(THE TASK): Return only the number of lines in the entries below that hold the word "eens".
%%
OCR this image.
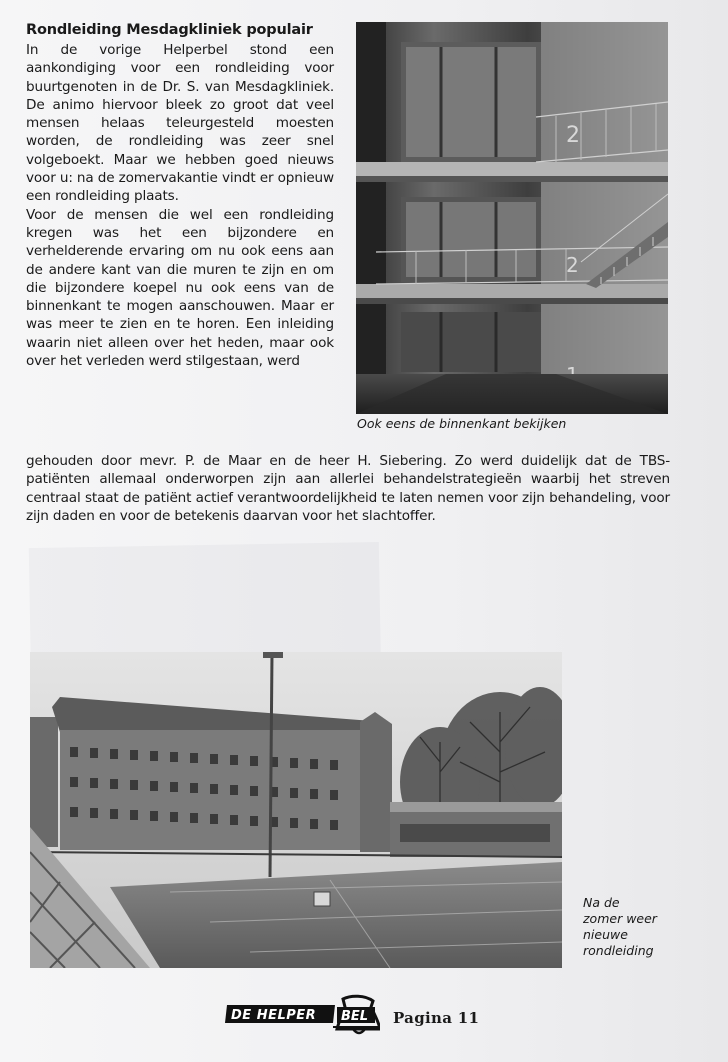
Rondleiding Mesdagkliniek populair

In de vorige Helperbel stond een aankondiging voor een rondleiding voor buurtgenoten in de Dr. S. van Mesdagkliniek. De animo hiervoor bleek zo groot dat veel mensen helaas teleurgesteld moesten worden, de rondleiding was zeer snel volgeboekt. Maar we hebben goed nieuws voor u: na de zomervakantie vindt er opnieuw een rondleiding plaats.

Voor de mensen die wel een rondleiding kregen was het een bijzondere en verhelderende ervaring om nu ook eens aan de andere kant van die muren te zijn en om die bijzondere koepel nu ook eens van de binnenkant te mogen aanschouwen. Maar er was meer te zien en te horen. Een inleiding waarin niet alleen over het heden, maar ook over het verleden werd stilgestaan, werd

gehouden door mevr. P. de Maar en de heer H. Siebering. Zo werd duidelijk dat de TBS-patiënten allemaal onderworpen zijn aan allerlei behandelstrategieën waarbij het streven centraal staat de patiënt actief verantwoordelijkheid te laten nemen voor zijn behandeling, voor zijn daden en voor de betekenis daarvan voor het slachtoffer.

2
2
Ook eens de binnenkant bekijken
Na de
zomer weer
nieuwe
rondleiding
DE HELPER BEL Pagina 11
%%
(SOLUTION TO THIS TASK): 2